> **WRITTEN INSTRUCTION**
Each entry needs to be restated exactly as written.
== RECORDS PROVIDED
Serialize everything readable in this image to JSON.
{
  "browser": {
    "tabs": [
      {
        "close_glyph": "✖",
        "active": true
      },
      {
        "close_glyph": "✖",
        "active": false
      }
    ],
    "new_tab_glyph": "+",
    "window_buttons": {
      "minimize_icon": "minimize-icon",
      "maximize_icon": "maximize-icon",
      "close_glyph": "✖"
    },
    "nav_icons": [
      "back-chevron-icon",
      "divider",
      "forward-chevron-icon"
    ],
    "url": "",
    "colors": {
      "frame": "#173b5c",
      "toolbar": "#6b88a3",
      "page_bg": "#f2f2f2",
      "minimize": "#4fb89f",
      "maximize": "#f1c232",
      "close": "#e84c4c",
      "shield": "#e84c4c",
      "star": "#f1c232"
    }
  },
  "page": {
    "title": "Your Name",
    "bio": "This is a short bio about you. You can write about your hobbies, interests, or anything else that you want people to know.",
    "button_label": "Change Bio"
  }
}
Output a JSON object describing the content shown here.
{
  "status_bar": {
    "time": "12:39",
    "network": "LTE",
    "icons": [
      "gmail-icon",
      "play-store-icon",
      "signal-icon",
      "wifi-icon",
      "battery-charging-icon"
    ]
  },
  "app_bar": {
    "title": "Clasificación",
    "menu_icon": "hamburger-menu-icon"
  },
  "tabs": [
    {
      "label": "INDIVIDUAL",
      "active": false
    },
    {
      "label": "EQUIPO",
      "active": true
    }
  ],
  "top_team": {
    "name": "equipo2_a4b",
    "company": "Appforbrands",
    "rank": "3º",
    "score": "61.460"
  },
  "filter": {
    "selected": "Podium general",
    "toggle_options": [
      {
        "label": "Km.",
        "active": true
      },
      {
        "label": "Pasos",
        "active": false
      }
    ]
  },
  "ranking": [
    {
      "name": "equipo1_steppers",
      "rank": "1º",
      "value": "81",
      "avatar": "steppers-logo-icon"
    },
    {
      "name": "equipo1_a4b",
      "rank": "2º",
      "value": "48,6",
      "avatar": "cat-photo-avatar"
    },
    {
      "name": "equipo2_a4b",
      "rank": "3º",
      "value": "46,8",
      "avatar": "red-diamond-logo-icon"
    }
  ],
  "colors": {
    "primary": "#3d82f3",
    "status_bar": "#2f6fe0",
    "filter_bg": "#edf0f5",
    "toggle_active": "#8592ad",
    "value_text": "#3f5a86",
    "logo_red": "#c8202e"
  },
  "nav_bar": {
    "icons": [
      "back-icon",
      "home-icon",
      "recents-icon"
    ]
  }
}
====
> **RESPONSE**
Serialize everything readable in this image to JSON.
{
  "browser": {
    "tabs": [
      {
        "close_glyph": "✖",
        "active": true
      },
      {
        "close_glyph": "✖",
        "active": false
      }
    ],
    "new_tab_glyph": "+",
    "window_buttons": {
      "minimize_icon": "minimize-icon",
      "maximize_icon": "maximize-icon",
      "close_glyph": "✖"
    },
    "nav_icons": [
      "back-chevron-icon",
      "divider",
      "forward-chevron-icon"
    ],
    "url": "",
    "colors": {
      "frame": "#173b5c",
      "toolbar": "#6b88a3",
      "page_bg": "#f2f2f2",
      "minimize": "#4fb89f",
      "maximize": "#f1c232",
      "close": "#e84c4c",
      "shield": "#e84c4c",
      "star": "#f1c232"
    }
  },
  "page": {
    "title": "Your Name",
    "bio": "This is a short bio about you. You can write about your hobbies, interests, or anything else that you want people to know.",
    "button_label": "Change Bio"
  }
}
Output a JSON object describing the content shown here.
{
  "status_bar": {
    "time": "12:39",
    "network": "LTE",
    "icons": [
      "gmail-icon",
      "play-store-icon",
      "signal-icon",
      "wifi-icon",
      "battery-charging-icon"
    ]
  },
  "app_bar": {
    "title": "Clasificación",
    "menu_icon": "hamburger-menu-icon"
  },
  "tabs": [
    {
      "label": "INDIVIDUAL",
      "active": false
    },
    {
      "label": "EQUIPO",
      "active": true
    }
  ],
  "top_team": {
    "name": "equipo2_a4b",
    "company": "Appforbrands",
    "rank": "3º",
    "score": "61.460"
  },
  "filter": {
    "selected": "Podium general",
    "toggle_options": [
      {
        "label": "Km.",
        "active": true
      },
      {
        "label": "Pasos",
        "active": false
      }
    ]
  },
  "ranking": [
    {
      "name": "equipo1_steppers",
      "rank": "1º",
      "value": "81",
      "avatar": "steppers-logo-icon"
    },
    {
      "name": "equipo1_a4b",
      "rank": "2º",
      "value": "48,6",
      "avatar": "cat-photo-avatar"
    },
    {
      "name": "equipo2_a4b",
      "rank": "3º",
      "value": "46,8",
      "avatar": "red-diamond-logo-icon"
    }
  ],
  "colors": {
    "primary": "#3d82f3",
    "status_bar": "#2f6fe0",
    "filter_bg": "#edf0f5",
    "toggle_active": "#8592ad",
    "value_text": "#3f5a86",
    "logo_red": "#c8202e"
  },
  "nav_bar": {
    "icons": [
      "back-icon",
      "home-icon",
      "recents-icon"
    ]
  }
}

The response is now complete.